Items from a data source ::
-- Begin --

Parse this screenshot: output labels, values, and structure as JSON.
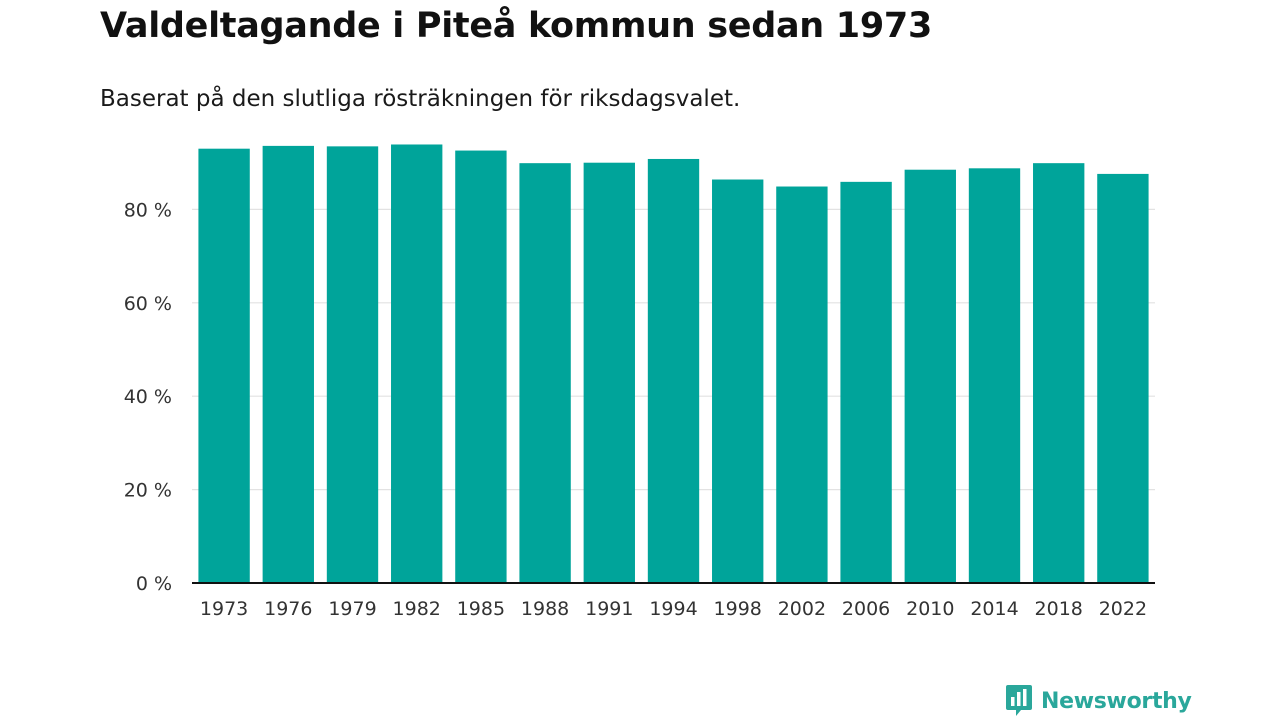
{
  "colors": {
    "bar": "#00a49a",
    "grid": "#e2e2e2",
    "axis": "#111111",
    "brand": "#2aa79b"
  },
  "brand": {
    "name": "Newsworthy",
    "icon": "bar-chart-speech-bubble-icon"
  },
  "chart_data": {
    "type": "bar",
    "title": "Valdeltagande i Piteå kommun sedan 1973",
    "subtitle": "Baserat på den slutliga rösträkningen för riksdagsvalet.",
    "xlabel": "",
    "ylabel": "",
    "ylim": [
      0,
      100
    ],
    "yticks": [
      0,
      20,
      40,
      60,
      80
    ],
    "ytick_labels": [
      "0 %",
      "20 %",
      "40 %",
      "60 %",
      "80 %"
    ],
    "grid": true,
    "categories": [
      "1973",
      "1976",
      "1979",
      "1982",
      "1985",
      "1988",
      "1991",
      "1994",
      "1998",
      "2002",
      "2006",
      "2010",
      "2014",
      "2018",
      "2022"
    ],
    "values": [
      93.0,
      93.6,
      93.5,
      93.9,
      92.6,
      89.9,
      90.0,
      90.8,
      86.4,
      84.9,
      85.9,
      88.5,
      88.8,
      89.9,
      87.6
    ]
  }
}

-- End --

WHAT IS EXPECTED :: State how many lines of the entries above include the word "values", offering no text other than the number.

RESPONSE :: 2